WHAT TO PRODUCE: Type out all the records word for word. Any pictures are to be left out.

TASK DATA:
◇ ◇ ◇

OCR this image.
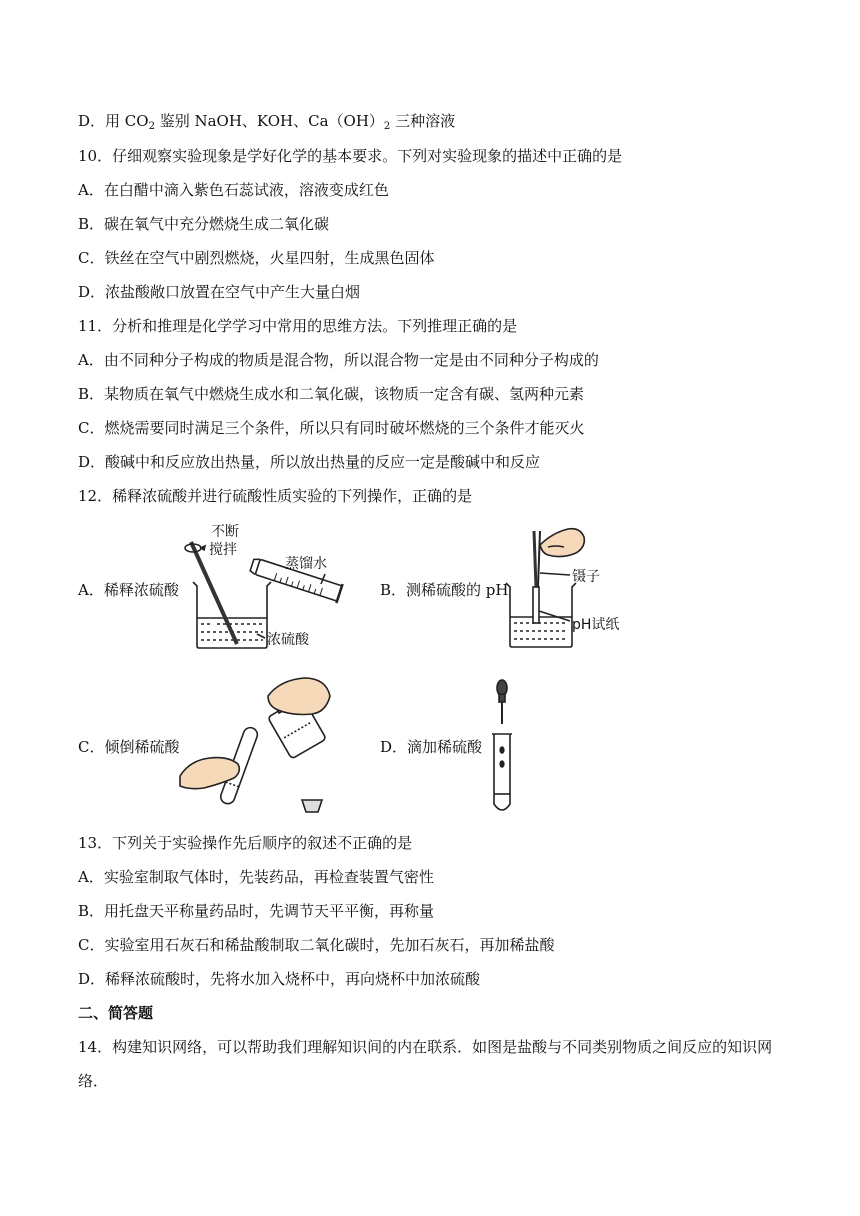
D．用 $CO_2$ 鉴别 NaOH、KOH、$Ca(OH)_2$ 三种溶液
10．仔细观察实验现象是学好化学的基本要求。下列对实验现象的描述中正确的是
A．在白醋中滴入紫色石蕊试液，溶液变成红色
B．碳在氧气中充分燃烧生成二氧化碳
C．铁丝在空气中剧烈燃烧，火星四射，生成黑色固体
D．浓盐酸敞口放置在空气中产生大量白烟
11．分析和推理是化学学习中常用的思维方法。下列推理正确的是
A．由不同种分子构成的物质是混合物，所以混合物一定是由不同种分子构成的
B．某物质在氧气中燃烧生成水和二氧化碳，该物质一定含有碳、氢两种元素
C．燃烧需要同时满足三个条件，所以只有同时破坏燃烧的三个条件才能灭火
D．酸碱中和反应放出热量，所以放出热量的反应一定是酸碱中和反应
12．稀释浓硫酸并进行硫酸性质实验的下列操作，正确的是
A．稀释浓硫酸	B．测稀硫酸的 pH
C．倾倒稀硫酸	D．滴加稀硫酸
不断
搅拌
蒸馏水
浓硫酸
镊子
pH试纸
13．下列关于实验操作先后顺序的叙述不正确的是
A．实验室制取气体时，先装药品，再检查装置气密性
B．用托盘天平称量药品时，先调节天平平衡，再称量
C．实验室用石灰石和稀盐酸制取二氧化碳时，先加石灰石，再加稀盐酸
D．稀释浓硫酸时，先将水加入烧杯中，再向烧杯中加浓硫酸
二、简答题
14．构建知识网络，可以帮助我们理解知识间的内在联系．如图是盐酸与不同类别物质之间反应的知识网
络．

◇ ◇ ◇

EXERCISE OUTPUT:
OCR this image.
D．用 $CO_2$ 鉴别 NaOH、KOH、$Ca(OH)_2$ 三种溶液
10．仔细观察实验现象是学好化学的基本要求。下列对实验现象的描述中正确的是
A．在白醋中滴入紫色石蕊试液，溶液变成红色
B．碳在氧气中充分燃烧生成二氧化碳
C．铁丝在空气中剧烈燃烧，火星四射，生成黑色固体
D．浓盐酸敞口放置在空气中产生大量白烟
11．分析和推理是化学学习中常用的思维方法。下列推理正确的是
A．由不同种分子构成的物质是混合物，所以混合物一定是由不同种分子构成的
B．某物质在氧气中燃烧生成水和二氧化碳，该物质一定含有碳、氢两种元素
C．燃烧需要同时满足三个条件，所以只有同时破坏燃烧的三个条件才能灭火
D．酸碱中和反应放出热量，所以放出热量的反应一定是酸碱中和反应
12．稀释浓硫酸并进行硫酸性质实验的下列操作，正确的是
A．稀释浓硫酸	B．测稀硫酸的 pH
C．倾倒稀硫酸	D．滴加稀硫酸
不断
搅拌
蒸馏水
浓硫酸
镊子
pH试纸
13．下列关于实验操作先后顺序的叙述不正确的是
A．实验室制取气体时，先装药品，再检查装置气密性
B．用托盘天平称量药品时，先调节天平平衡，再称量
C．实验室用石灰石和稀盐酸制取二氧化碳时，先加石灰石，再加稀盐酸
D．稀释浓硫酸时，先将水加入烧杯中，再向烧杯中加浓硫酸
二、简答题
14．构建知识网络，可以帮助我们理解知识间的内在联系．如图是盐酸与不同类别物质之间反应的知识网
络．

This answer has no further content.